[Text shown Boundary: Start]

Researchers at the Netherlands Institute for Neuroscience examined how the dopamine system processes aversive, or unpleasant, events. The researchers found that exposure to aversive events slowed the release of dopamine. The study published in eLife showed how nucleus accumbens regulates dopamine during and before we experience aversive stimuli, but not the rate of prediction error.
Dopamine plays a critical role in motivation, learning, and movement. It is produced in the midbrain or ventral tegmental area (VTA). Previous studies have shown that dopamine cell signaling is activated by pleasant events and inhibited by aversive events. The dopamine system predicts the occurrence of rewarding experiences. This can lead to reward prediction errors, which are the difference between actually received and predicted rewards that never materialize. Dopamine neurons become more active when a reward occurs unexpectedly or if it is more than expected. These neurons show depressed activity when a subject receives less reward than predicted.

[Text shown Boundary: End]
[Records provided Boundary: Start]

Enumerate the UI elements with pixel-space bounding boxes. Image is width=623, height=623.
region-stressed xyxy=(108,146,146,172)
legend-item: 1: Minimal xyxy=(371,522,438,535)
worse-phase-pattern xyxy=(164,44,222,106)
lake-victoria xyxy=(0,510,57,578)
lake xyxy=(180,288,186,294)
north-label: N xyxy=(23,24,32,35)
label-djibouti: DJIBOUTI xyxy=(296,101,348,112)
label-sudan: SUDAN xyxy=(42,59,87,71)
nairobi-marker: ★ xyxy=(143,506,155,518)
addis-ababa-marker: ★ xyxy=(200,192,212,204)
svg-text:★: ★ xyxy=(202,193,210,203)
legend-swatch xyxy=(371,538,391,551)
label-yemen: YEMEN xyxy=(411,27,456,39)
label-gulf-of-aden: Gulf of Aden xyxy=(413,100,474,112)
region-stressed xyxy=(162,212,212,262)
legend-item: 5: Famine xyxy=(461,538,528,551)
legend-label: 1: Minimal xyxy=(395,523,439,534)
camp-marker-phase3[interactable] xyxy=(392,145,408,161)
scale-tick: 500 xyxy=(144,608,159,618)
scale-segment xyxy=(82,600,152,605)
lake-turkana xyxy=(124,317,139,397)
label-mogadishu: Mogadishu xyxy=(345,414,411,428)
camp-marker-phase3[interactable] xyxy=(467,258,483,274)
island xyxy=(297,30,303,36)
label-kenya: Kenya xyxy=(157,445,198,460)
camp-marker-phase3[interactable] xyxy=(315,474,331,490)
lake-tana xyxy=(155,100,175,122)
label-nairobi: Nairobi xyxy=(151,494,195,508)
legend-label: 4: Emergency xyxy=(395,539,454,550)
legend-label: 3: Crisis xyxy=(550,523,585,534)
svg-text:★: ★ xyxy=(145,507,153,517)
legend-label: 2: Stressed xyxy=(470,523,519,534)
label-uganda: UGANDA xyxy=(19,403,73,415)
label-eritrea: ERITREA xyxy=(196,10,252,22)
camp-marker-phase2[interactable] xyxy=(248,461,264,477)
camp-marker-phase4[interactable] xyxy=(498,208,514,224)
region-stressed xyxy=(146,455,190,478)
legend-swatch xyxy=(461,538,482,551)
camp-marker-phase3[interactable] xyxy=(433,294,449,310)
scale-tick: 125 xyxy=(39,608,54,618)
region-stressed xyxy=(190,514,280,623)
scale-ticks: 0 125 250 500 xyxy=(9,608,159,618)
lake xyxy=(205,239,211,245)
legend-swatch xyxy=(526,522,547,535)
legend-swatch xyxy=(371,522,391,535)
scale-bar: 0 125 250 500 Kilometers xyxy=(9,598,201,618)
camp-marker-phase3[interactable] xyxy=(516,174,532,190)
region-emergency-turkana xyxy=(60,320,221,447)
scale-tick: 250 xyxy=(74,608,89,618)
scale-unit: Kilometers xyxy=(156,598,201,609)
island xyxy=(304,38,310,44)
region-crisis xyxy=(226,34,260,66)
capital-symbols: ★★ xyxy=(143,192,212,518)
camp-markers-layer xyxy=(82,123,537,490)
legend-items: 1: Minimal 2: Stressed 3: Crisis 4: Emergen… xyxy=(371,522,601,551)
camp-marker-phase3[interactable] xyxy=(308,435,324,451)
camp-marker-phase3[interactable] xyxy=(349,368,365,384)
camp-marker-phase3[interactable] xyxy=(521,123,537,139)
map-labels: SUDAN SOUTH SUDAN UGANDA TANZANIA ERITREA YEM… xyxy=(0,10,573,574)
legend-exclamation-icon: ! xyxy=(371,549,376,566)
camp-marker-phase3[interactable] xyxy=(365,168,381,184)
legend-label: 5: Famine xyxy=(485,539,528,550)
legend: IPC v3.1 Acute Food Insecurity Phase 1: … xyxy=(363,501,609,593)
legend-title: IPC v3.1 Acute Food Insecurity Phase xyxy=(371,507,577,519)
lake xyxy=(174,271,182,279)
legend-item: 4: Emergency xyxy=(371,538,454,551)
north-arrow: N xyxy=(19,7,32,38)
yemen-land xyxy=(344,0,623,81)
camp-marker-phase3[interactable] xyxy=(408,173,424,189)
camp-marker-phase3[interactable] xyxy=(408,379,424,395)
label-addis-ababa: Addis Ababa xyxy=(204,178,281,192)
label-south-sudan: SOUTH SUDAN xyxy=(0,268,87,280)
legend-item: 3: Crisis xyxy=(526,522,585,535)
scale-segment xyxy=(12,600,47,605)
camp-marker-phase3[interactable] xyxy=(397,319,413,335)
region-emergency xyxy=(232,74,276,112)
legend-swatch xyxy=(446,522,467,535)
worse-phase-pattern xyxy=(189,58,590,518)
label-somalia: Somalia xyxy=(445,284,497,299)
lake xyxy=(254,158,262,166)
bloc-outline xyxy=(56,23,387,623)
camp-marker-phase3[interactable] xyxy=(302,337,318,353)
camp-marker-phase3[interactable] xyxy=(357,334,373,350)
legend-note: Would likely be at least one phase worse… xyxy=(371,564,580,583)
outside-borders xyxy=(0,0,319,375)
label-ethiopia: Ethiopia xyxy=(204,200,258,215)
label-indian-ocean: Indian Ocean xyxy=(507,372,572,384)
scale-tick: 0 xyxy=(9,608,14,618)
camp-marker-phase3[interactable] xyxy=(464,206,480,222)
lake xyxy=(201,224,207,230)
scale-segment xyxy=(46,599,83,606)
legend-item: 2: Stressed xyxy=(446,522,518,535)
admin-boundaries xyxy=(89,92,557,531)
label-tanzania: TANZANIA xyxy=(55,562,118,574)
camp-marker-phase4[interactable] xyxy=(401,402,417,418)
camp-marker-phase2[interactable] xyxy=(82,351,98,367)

[Records provided Boundary: End]

Assigned task 1:
According to the dopamine passage, in which part of the brain is dopamine produced?
Assigned task 2:
Write out the dopamine passage starting at "Dopamine plays a" and ending at "reward than predicted.", and swap "motivation" for "drive" throughout.
Assigned task 3:
Write the next part of the dopamine passage, picking up after its last sentence.

Expected output 1:
Dopamine is produced in the midbrain or ventral tegmental area (VTA).

Expected output 2:
Dopamine plays a critical role in drive, learning, and movement. It is produced in the midbrain or ventral tegmental area (VTA). Previous studies have shown that dopamine cell signaling is activated by pleasant events and inhibited by aversive events. The dopamine system predicts the occurrence of rewarding experiences. This can lead to reward prediction errors, which are the difference between actually received and predicted rewards that never materialize. Dopamine neurons become more active when a reward occurs unexpectedly or if it is more than expected. These neurons show depressed activity when a subject receives less reward than predicted.

Expected output 3:
Dopamine release in the nucleus accumbens core (NAC) is closely linked to reward prediction errors in rats exposed to white noise. The researchers exposed rats to white noise in combination with stimuli that preceded the white noise, and they measured the release of dopamine in the brain. White noise is an unpleasant auditory stimulus for rats, and the researchers observed a gradual reduction in dopamine release during white noise exposure. After consistent presentation, the researchers observed an association between stimuli that occurred a few seconds before white noise exposure and reduced dopamine neuron activity. Dopamine did not encode a prediction error for aversive stimulus as it does for positive stimuli. The researchers concluded that, in addition to the typical predictive release of dopamine for positive stimuli, the dopamine system also helps the brain anticipate the occurrence and duration of unpleasant stimuli.
The study sheds light on underlying mechanisms for how drugs impact dopamine signals and influence neuroplasticity.